Dataset entries -
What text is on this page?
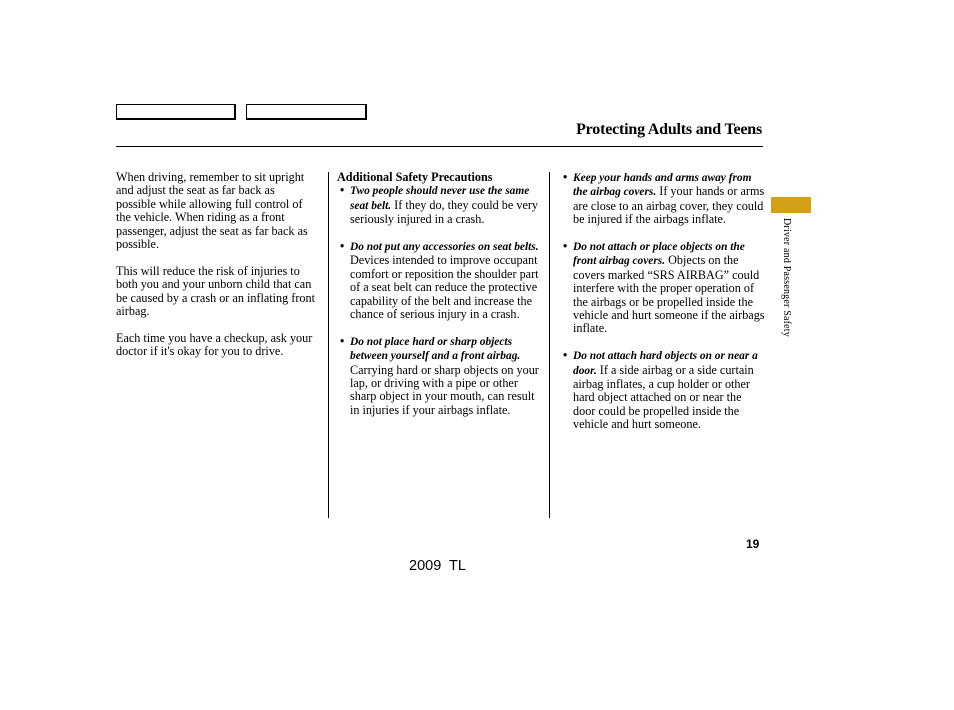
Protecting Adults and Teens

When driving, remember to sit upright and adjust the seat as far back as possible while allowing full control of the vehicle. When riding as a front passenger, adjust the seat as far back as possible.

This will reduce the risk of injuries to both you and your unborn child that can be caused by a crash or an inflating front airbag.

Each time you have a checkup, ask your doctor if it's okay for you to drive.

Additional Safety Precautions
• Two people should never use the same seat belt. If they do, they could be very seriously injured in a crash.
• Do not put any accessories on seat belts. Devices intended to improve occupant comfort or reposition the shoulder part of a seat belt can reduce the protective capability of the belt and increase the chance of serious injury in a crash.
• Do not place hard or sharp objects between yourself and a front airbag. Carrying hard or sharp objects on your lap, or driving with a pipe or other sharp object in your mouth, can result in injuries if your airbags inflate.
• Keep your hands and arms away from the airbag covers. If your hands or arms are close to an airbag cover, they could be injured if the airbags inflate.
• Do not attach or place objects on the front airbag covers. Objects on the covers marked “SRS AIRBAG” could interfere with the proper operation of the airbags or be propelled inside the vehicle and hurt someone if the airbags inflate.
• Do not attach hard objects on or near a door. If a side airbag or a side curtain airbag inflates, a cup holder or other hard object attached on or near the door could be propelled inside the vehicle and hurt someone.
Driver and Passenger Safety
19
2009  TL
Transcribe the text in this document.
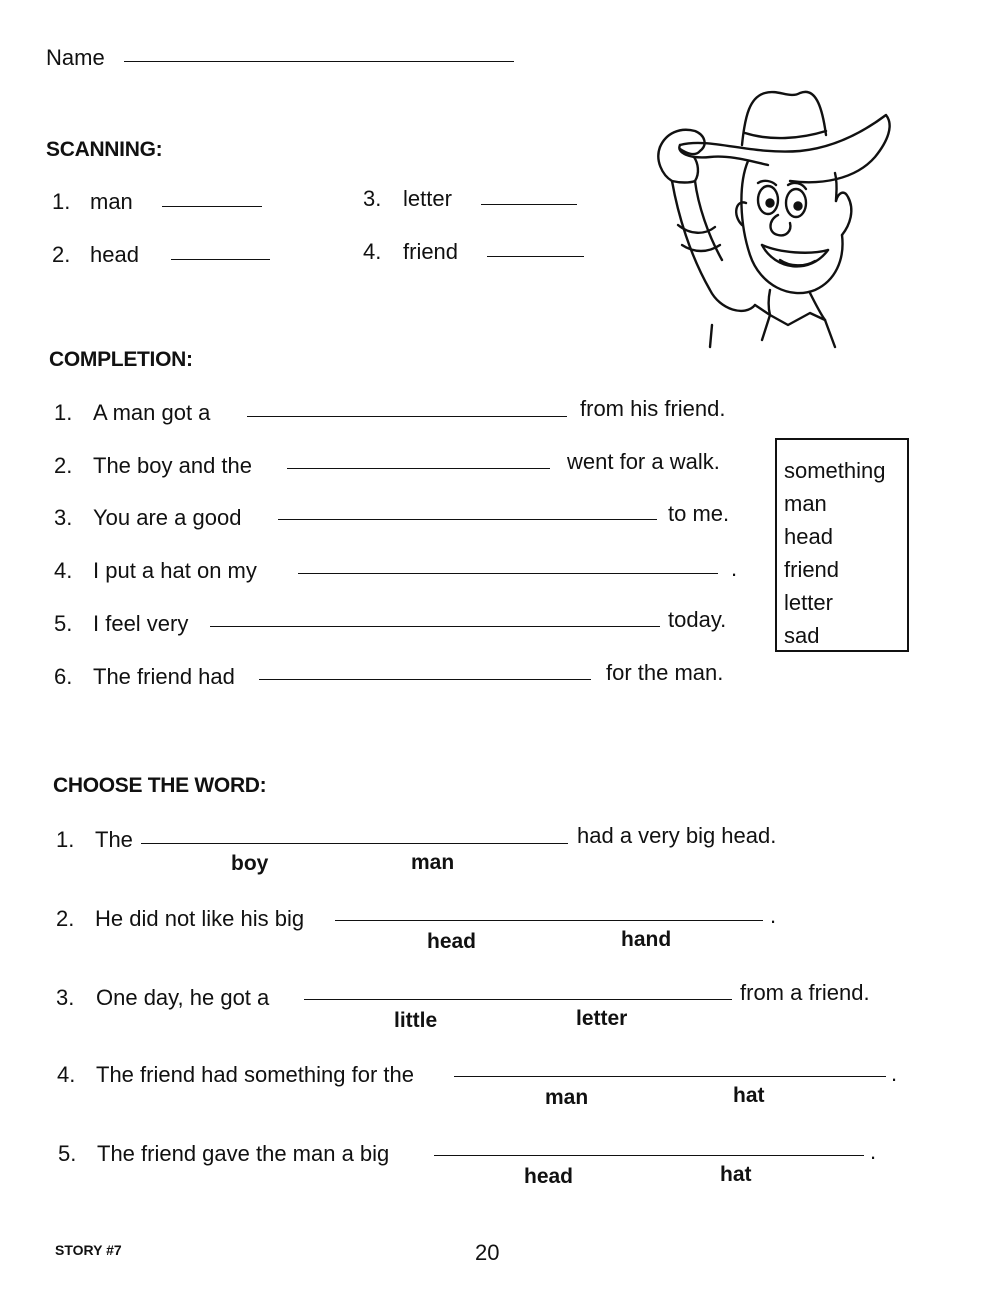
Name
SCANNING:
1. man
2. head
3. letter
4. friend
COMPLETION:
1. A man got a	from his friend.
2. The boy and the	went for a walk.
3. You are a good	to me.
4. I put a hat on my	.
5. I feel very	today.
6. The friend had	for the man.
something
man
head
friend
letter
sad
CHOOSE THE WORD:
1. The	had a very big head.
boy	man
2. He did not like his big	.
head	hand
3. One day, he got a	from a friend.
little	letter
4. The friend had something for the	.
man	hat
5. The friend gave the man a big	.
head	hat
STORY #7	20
==
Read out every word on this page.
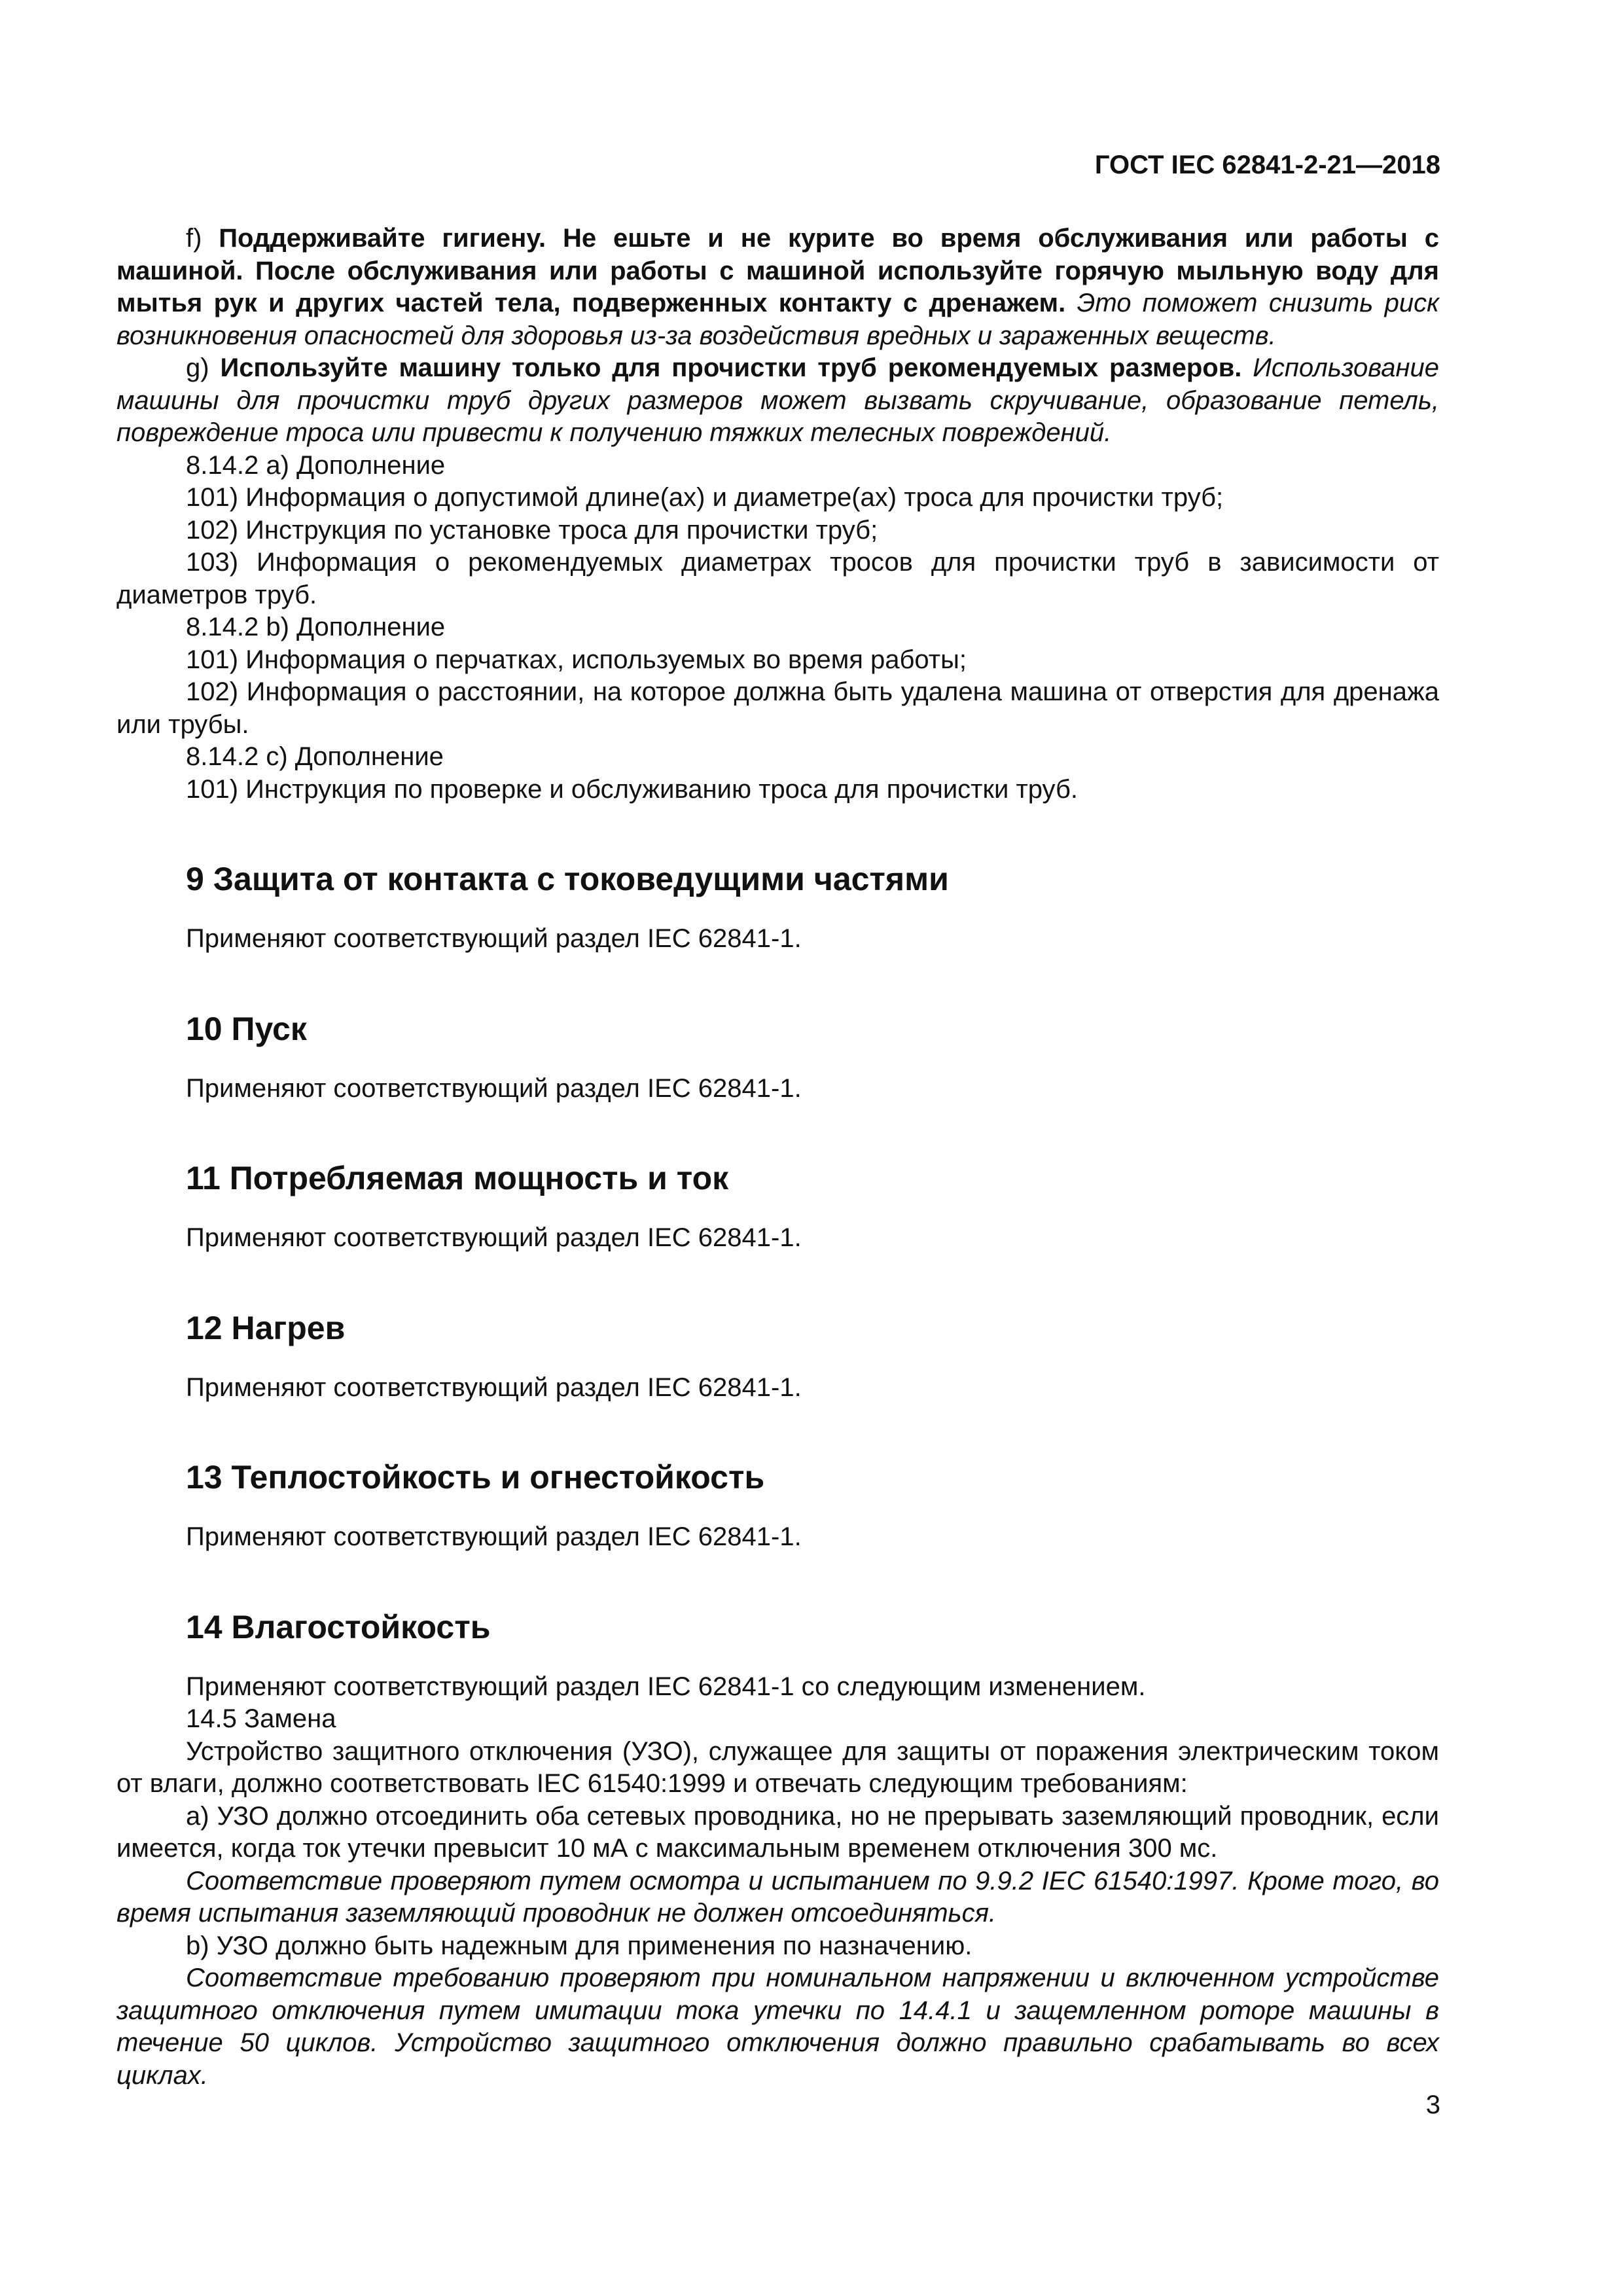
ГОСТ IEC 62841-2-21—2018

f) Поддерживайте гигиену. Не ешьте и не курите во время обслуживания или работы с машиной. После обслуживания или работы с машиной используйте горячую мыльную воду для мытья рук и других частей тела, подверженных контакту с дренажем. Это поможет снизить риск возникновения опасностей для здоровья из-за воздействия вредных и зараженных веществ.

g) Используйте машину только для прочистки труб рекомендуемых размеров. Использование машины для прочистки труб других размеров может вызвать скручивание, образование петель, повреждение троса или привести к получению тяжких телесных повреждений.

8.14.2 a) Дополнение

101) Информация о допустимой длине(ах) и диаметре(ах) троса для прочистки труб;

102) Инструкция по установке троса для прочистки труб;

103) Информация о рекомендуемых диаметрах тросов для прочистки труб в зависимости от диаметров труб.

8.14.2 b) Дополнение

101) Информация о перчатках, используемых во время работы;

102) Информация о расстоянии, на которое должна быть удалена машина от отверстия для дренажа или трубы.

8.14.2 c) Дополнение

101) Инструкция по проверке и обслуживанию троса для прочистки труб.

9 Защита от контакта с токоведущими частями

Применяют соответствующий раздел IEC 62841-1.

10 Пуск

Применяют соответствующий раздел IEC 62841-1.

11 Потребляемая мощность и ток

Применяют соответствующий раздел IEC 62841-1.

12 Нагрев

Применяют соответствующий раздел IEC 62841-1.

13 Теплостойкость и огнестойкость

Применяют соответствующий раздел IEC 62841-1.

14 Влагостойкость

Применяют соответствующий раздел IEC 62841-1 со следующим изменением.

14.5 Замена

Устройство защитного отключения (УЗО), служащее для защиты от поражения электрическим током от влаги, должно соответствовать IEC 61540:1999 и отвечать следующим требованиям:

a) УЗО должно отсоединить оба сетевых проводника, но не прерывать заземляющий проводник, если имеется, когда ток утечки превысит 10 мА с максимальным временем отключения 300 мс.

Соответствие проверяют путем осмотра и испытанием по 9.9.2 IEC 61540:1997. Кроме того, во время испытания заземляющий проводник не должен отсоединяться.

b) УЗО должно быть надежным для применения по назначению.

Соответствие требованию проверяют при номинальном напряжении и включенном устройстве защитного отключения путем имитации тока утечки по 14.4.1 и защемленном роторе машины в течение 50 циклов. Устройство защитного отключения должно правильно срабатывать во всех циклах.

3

AIM - Return every line of the preceding records in which the word "propelled" appears.

ANSWER FOR THIS EXERCISE -
• Do not attach or place objects on the front airbag covers. Objects on the covers marked “SRS AIRBAG” could interfere with the proper operation of the airbags or be propelled inside the vehicle and hurt someone if the airbags inflate.
• Do not attach hard objects on or near a door. If a side airbag or a side curtain airbag inflates, a cup holder or other hard object attached on or near the door could be propelled inside the vehicle and hurt someone.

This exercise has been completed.